Description of the task:
Can you give all the records again without altering a single character?

Stored rows:
......

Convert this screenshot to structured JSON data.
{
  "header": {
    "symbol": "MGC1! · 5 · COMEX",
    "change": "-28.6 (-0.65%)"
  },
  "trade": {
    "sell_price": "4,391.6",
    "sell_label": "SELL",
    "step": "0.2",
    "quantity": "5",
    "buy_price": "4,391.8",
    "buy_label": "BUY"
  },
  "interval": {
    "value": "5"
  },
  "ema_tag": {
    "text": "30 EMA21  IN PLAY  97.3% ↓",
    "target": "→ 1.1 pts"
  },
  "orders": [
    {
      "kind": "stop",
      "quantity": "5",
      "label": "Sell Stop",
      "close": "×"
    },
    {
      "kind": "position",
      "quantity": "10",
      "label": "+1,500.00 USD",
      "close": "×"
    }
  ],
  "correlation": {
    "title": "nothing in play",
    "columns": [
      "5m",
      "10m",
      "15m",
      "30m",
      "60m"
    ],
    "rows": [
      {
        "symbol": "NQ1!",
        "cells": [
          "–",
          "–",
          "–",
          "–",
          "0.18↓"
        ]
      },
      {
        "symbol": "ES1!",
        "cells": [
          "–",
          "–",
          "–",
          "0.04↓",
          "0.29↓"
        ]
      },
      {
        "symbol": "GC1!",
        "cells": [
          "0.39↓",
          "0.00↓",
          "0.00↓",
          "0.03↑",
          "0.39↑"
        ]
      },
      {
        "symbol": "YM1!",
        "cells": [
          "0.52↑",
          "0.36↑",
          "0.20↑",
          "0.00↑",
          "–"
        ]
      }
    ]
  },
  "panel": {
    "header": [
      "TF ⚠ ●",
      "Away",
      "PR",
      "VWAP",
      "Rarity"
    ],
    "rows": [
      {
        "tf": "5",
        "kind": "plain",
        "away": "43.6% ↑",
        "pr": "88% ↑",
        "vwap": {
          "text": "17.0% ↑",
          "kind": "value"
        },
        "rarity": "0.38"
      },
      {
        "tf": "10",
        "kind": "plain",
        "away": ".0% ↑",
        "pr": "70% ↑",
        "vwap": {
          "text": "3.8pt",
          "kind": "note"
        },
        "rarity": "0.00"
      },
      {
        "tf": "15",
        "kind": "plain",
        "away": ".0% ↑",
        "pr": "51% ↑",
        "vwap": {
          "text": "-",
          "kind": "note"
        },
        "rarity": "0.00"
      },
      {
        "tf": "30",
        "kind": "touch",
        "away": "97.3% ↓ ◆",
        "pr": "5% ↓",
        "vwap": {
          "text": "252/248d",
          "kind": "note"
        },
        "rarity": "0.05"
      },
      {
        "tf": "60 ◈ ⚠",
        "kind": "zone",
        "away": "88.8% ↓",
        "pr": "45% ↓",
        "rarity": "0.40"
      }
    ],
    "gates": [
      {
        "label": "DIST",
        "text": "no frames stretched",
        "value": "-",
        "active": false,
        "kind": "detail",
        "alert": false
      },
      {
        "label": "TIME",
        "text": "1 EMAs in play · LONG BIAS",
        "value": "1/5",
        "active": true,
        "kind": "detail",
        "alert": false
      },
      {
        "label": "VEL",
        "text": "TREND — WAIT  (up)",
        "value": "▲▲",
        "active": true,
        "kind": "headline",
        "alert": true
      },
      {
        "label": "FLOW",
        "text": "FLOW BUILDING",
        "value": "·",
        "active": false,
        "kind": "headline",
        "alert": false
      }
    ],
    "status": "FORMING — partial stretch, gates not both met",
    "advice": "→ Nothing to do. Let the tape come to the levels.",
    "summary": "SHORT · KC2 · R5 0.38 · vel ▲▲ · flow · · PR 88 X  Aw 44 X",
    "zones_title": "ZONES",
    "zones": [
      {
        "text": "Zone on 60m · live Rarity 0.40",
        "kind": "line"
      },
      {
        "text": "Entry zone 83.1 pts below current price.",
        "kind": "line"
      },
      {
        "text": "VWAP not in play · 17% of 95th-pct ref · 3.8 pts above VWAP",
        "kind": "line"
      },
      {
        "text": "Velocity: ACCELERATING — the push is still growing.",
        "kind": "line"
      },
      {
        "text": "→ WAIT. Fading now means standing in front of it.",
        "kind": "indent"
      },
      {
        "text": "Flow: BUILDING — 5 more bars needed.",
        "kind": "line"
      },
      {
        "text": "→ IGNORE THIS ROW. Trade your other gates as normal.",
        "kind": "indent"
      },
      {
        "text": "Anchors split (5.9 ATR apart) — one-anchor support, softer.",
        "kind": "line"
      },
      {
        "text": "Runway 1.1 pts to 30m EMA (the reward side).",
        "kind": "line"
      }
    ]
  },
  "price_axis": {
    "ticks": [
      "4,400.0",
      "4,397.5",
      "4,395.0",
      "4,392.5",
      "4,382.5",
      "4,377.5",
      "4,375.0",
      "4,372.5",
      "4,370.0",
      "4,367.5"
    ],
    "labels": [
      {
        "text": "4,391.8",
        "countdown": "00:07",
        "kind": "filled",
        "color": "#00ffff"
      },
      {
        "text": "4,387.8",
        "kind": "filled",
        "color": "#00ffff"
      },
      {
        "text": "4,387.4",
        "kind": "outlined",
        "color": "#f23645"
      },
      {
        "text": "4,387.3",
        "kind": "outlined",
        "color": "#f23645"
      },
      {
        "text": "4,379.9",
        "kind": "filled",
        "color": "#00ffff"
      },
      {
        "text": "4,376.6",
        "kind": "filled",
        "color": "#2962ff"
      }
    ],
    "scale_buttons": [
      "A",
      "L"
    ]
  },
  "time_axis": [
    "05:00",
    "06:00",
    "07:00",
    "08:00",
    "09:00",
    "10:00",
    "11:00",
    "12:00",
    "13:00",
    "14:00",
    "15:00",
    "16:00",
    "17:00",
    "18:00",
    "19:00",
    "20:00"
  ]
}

......

The answer:
Convert this screenshot to structured JSON data.
{
  "header": {
    "symbol": "MGC1! · 5 · COMEX",
    "change": "-28.6 (-0.65%)"
  },
  "trade": {
    "sell_price": "4,391.6",
    "sell_label": "SELL",
    "step": "0.2",
    "quantity": "5",
    "buy_price": "4,391.8",
    "buy_label": "BUY"
  },
  "interval": {
    "value": "5"
  },
  "ema_tag": {
    "text": "30 EMA21  IN PLAY  97.3% ↓",
    "target": "→ 1.1 pts"
  },
  "orders": [
    {
      "kind": "stop",
      "quantity": "5",
      "label": "Sell Stop",
      "close": "×"
    },
    {
      "kind": "position",
      "quantity": "10",
      "label": "+1,500.00 USD",
      "close": "×"
    }
  ],
  "correlation": {
    "title": "nothing in play",
    "columns": [
      "5m",
      "10m",
      "15m",
      "30m",
      "60m"
    ],
    "rows": [
      {
        "symbol": "NQ1!",
        "cells": [
          "–",
          "–",
          "–",
          "–",
          "0.18↓"
        ]
      },
      {
        "symbol": "ES1!",
        "cells": [
          "–",
          "–",
          "–",
          "0.04↓",
          "0.29↓"
        ]
      },
      {
        "symbol": "GC1!",
        "cells": [
          "0.39↓",
          "0.00↓",
          "0.00↓",
          "0.03↑",
          "0.39↑"
        ]
      },
      {
        "symbol": "YM1!",
        "cells": [
          "0.52↑",
          "0.36↑",
          "0.20↑",
          "0.00↑",
          "–"
        ]
      }
    ]
  },
  "panel": {
    "header": [
      "TF ⚠ ●",
      "Away",
      "PR",
      "VWAP",
      "Rarity"
    ],
    "rows": [
      {
        "tf": "5",
        "kind": "plain",
        "away": "43.6% ↑",
        "pr": "88% ↑",
        "vwap": {
          "text": "17.0% ↑",
          "kind": "value"
        },
        "rarity": "0.38"
      },
      {
        "tf": "10",
        "kind": "plain",
        "away": ".0% ↑",
        "pr": "70% ↑",
        "vwap": {
          "text": "3.8pt",
          "kind": "note"
        },
        "rarity": "0.00"
      },
      {
        "tf": "15",
        "kind": "plain",
        "away": ".0% ↑",
        "pr": "51% ↑",
        "vwap": {
          "text": "-",
          "kind": "note"
        },
        "rarity": "0.00"
      },
      {
        "tf": "30",
        "kind": "touch",
        "away": "97.3% ↓ ◆",
        "pr": "5% ↓",
        "vwap": {
          "text": "252/248d",
          "kind": "note"
        },
        "rarity": "0.05"
      },
      {
        "tf": "60 ◈ ⚠",
        "kind": "zone",
        "away": "88.8% ↓",
        "pr": "45% ↓",
        "rarity": "0.40"
      }
    ],
    "gates": [
      {
        "label": "DIST",
        "text": "no frames stretched",
        "value": "-",
        "active": false,
        "kind": "detail",
        "alert": false
      },
      {
        "label": "TIME",
        "text": "1 EMAs in play · LONG BIAS",
        "value": "1/5",
        "active": true,
        "kind": "detail",
        "alert": false
      },
      {
        "label": "VEL",
        "text": "TREND — WAIT  (up)",
        "value": "▲▲",
        "active": true,
        "kind": "headline",
        "alert": true
      },
      {
        "label": "FLOW",
        "text": "FLOW BUILDING",
        "value": "·",
        "active": false,
        "kind": "headline",
        "alert": false
      }
    ],
    "status": "FORMING — partial stretch, gates not both met",
    "advice": "→ Nothing to do. Let the tape come to the levels.",
    "summary": "SHORT · KC2 · R5 0.38 · vel ▲▲ · flow · · PR 88 X  Aw 44 X",
    "zones_title": "ZONES",
    "zones": [
      {
        "text": "Zone on 60m · live Rarity 0.40",
        "kind": "line"
      },
      {
        "text": "Entry zone 83.1 pts below current price.",
        "kind": "line"
      },
      {
        "text": "VWAP not in play · 17% of 95th-pct ref · 3.8 pts above VWAP",
        "kind": "line"
      },
      {
        "text": "Velocity: ACCELERATING — the push is still growing.",
        "kind": "line"
      },
      {
        "text": "→ WAIT. Fading now means standing in front of it.",
        "kind": "indent"
      },
      {
        "text": "Flow: BUILDING — 5 more bars needed.",
        "kind": "line"
      },
      {
        "text": "→ IGNORE THIS ROW. Trade your other gates as normal.",
        "kind": "indent"
      },
      {
        "text": "Anchors split (5.9 ATR apart) — one-anchor support, softer.",
        "kind": "line"
      },
      {
        "text": "Runway 1.1 pts to 30m EMA (the reward side).",
        "kind": "line"
      }
    ]
  },
  "price_axis": {
    "ticks": [
      "4,400.0",
      "4,397.5",
      "4,395.0",
      "4,392.5",
      "4,382.5",
      "4,377.5",
      "4,375.0",
      "4,372.5",
      "4,370.0",
      "4,367.5"
    ],
    "labels": [
      {
        "text": "4,391.8",
        "countdown": "00:07",
        "kind": "filled",
        "color": "#00ffff"
      },
      {
        "text": "4,387.8",
        "kind": "filled",
        "color": "#00ffff"
      },
      {
        "text": "4,387.4",
        "kind": "outlined",
        "color": "#f23645"
      },
      {
        "text": "4,387.3",
        "kind": "outlined",
        "color": "#f23645"
      },
      {
        "text": "4,379.9",
        "kind": "filled",
        "color": "#00ffff"
      },
      {
        "text": "4,376.6",
        "kind": "filled",
        "color": "#2962ff"
      }
    ],
    "scale_buttons": [
      "A",
      "L"
    ]
  },
  "time_axis": [
    "05:00",
    "06:00",
    "07:00",
    "08:00",
    "09:00",
    "10:00",
    "11:00",
    "12:00",
    "13:00",
    "14:00",
    "15:00",
    "16:00",
    "17:00",
    "18:00",
    "19:00",
    "20:00"
  ]
}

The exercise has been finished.